* begin *

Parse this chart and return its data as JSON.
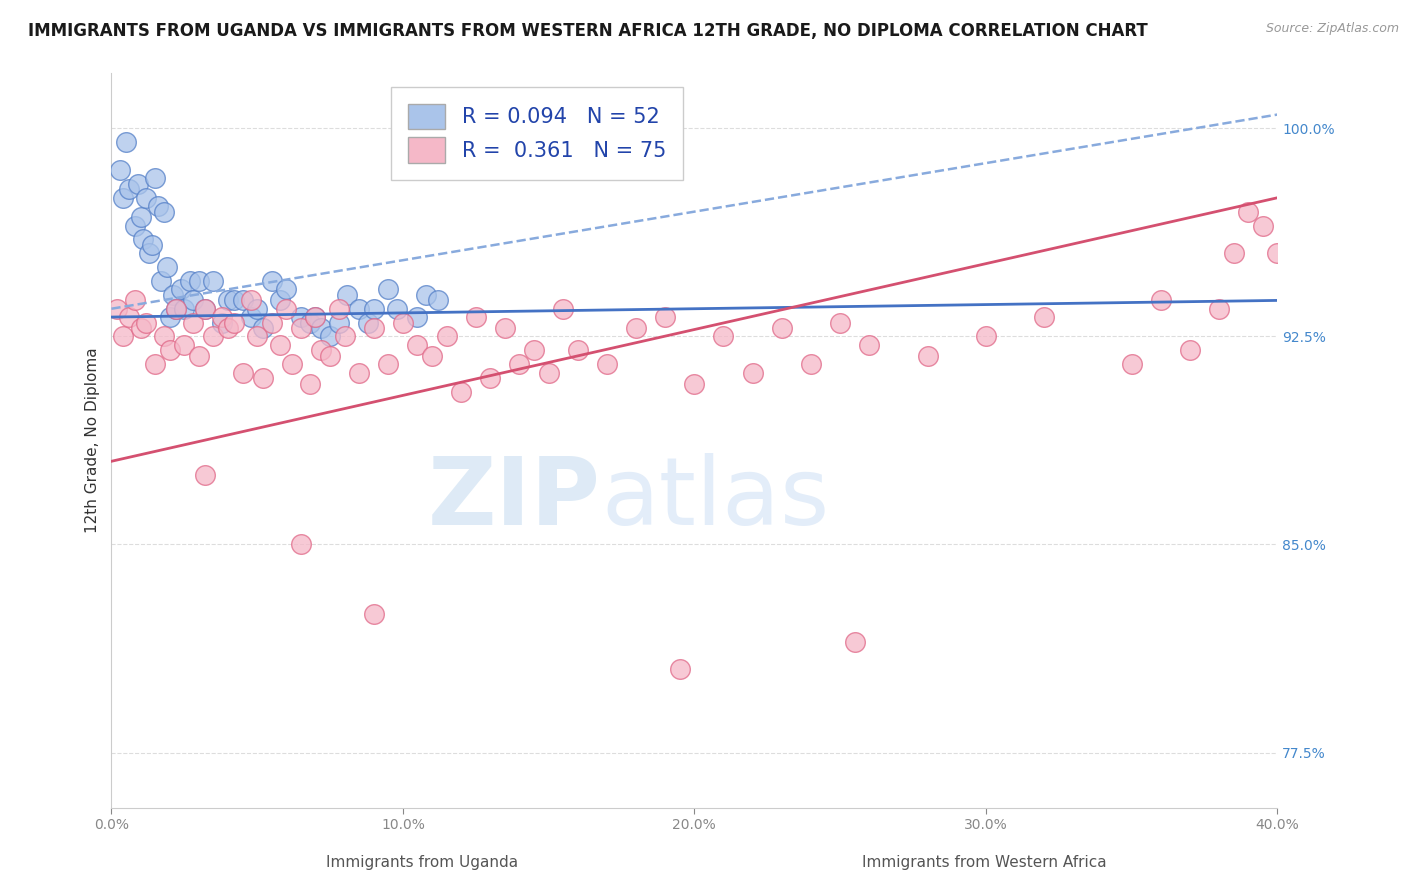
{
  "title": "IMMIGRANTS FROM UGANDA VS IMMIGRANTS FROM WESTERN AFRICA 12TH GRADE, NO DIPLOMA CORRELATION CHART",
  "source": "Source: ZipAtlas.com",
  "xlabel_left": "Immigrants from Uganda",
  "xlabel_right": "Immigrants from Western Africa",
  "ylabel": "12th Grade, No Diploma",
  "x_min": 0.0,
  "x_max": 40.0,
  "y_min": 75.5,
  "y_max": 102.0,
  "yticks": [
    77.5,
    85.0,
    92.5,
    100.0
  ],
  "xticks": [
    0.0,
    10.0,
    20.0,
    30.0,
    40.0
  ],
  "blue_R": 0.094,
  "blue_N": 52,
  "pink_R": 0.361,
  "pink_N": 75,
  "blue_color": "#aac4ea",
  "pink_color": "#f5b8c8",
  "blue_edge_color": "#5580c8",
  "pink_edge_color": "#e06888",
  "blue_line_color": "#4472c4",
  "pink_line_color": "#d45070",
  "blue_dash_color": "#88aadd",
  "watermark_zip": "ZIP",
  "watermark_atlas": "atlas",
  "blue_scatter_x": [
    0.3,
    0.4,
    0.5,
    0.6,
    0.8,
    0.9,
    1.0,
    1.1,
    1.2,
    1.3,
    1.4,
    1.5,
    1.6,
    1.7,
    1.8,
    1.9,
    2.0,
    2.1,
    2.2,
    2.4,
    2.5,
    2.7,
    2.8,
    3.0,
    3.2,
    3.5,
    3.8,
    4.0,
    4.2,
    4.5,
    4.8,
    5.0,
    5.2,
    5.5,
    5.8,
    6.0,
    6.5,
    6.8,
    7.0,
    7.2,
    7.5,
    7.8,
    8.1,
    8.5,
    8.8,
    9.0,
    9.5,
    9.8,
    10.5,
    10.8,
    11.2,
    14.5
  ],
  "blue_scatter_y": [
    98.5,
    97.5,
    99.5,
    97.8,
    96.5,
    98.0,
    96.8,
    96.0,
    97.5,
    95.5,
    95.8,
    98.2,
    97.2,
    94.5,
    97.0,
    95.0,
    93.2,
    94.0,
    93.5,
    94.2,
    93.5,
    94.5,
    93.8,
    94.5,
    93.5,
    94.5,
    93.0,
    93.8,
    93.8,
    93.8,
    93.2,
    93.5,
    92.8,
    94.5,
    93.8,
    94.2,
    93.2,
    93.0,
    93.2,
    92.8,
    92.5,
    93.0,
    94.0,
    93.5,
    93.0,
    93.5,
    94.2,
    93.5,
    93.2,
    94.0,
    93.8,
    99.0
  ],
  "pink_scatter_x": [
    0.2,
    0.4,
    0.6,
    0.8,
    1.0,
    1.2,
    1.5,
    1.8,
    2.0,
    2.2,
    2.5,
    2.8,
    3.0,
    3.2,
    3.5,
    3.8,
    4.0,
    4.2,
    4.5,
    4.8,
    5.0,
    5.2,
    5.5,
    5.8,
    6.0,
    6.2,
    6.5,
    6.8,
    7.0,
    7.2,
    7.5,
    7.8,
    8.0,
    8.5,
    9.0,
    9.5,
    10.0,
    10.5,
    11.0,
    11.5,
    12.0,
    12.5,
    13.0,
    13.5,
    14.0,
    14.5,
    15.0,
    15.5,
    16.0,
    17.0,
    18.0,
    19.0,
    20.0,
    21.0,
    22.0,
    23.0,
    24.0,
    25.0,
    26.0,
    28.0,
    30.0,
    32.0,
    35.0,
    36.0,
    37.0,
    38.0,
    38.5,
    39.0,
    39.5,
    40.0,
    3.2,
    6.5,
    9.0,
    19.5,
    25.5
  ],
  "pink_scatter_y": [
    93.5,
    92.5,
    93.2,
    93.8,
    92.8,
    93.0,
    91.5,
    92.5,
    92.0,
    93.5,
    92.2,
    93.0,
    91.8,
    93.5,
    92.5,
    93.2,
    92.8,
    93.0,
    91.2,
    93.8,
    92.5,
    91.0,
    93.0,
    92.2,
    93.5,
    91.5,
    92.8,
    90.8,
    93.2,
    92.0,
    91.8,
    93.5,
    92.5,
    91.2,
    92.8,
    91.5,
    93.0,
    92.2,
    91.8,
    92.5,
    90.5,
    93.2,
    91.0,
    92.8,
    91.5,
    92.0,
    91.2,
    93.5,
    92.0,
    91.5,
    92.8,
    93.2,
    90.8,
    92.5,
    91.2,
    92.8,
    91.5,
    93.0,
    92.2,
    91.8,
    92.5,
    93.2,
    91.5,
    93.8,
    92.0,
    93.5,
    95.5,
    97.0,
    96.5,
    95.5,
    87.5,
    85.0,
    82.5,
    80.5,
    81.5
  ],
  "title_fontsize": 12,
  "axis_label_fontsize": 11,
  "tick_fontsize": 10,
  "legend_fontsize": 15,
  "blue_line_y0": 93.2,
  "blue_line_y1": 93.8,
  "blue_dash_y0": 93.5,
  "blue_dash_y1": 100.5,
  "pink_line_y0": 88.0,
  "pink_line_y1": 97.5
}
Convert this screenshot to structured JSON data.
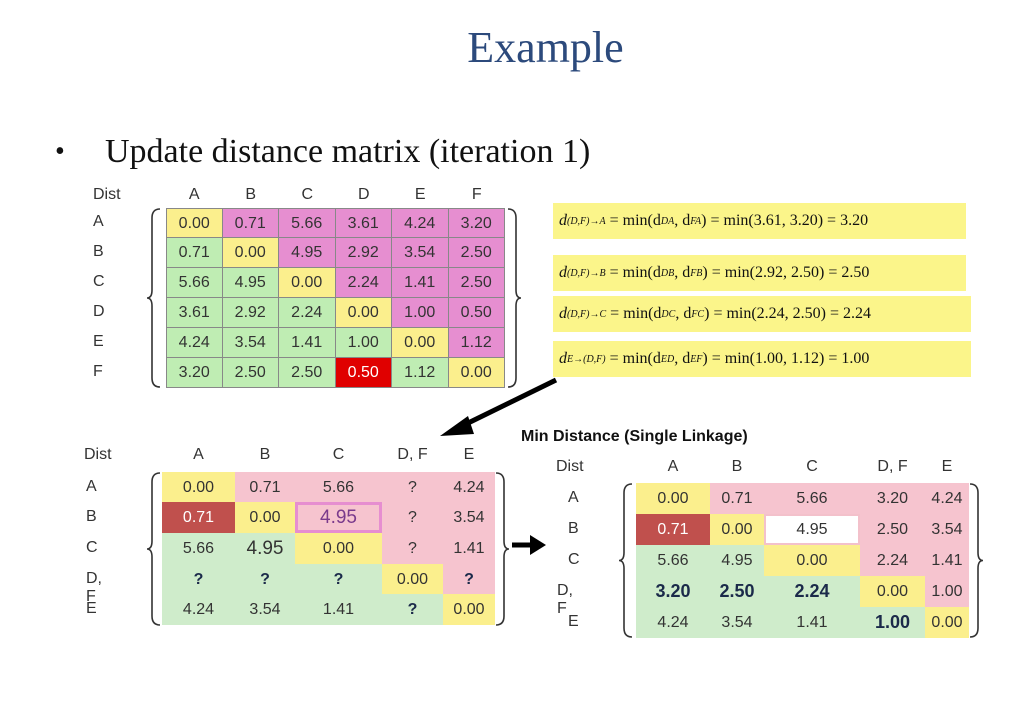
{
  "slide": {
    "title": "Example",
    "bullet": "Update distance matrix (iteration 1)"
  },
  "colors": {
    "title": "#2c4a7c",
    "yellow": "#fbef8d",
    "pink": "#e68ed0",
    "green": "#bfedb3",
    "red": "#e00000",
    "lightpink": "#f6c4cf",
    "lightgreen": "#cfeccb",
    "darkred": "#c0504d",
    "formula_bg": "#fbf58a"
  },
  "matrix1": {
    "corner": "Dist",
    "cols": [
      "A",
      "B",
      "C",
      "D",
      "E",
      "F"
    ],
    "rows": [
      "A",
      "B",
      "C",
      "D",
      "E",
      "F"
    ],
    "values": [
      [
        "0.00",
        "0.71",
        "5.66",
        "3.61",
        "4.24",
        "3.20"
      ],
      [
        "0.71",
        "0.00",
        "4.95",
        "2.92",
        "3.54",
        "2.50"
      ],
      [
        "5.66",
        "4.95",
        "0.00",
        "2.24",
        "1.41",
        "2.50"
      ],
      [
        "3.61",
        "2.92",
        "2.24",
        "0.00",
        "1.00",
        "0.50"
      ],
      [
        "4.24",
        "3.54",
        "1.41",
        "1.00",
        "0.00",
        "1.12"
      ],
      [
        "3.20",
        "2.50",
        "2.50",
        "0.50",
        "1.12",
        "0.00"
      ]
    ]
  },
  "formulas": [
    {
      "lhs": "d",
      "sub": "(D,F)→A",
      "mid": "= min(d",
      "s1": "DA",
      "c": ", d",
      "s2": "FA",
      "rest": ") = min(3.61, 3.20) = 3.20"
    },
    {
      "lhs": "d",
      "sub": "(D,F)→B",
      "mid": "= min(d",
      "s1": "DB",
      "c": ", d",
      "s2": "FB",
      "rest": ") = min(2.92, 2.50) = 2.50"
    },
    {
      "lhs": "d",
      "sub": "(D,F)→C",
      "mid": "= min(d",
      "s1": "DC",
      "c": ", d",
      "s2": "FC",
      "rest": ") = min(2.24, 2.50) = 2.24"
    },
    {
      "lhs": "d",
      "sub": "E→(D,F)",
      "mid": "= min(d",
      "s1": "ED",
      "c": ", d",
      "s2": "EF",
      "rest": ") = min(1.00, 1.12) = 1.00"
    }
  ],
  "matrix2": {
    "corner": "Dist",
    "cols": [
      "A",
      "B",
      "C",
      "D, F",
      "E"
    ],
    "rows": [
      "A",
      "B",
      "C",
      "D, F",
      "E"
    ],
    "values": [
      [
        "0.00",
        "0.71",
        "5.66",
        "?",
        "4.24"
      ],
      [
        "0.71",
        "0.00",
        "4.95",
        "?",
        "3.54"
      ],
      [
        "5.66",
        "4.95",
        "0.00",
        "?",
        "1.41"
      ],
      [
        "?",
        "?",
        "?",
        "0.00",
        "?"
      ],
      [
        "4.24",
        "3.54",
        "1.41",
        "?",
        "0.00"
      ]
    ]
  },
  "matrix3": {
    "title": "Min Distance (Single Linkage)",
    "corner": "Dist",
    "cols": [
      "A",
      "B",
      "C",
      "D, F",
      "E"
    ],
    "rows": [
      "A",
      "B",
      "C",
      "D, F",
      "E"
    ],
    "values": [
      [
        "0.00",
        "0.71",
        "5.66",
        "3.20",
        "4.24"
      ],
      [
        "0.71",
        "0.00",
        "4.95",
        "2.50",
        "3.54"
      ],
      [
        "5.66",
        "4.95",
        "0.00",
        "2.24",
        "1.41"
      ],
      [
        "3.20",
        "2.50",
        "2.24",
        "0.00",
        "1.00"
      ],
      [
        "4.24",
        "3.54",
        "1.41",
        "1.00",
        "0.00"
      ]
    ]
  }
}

* end *

TASK BRIEF >> Search the lines for "data". Copy each line that has it.

SOLUTION FOR THIS TASK >>
Parse this chart and return its data as JSON.
Convert this screenshot to structured JSON data.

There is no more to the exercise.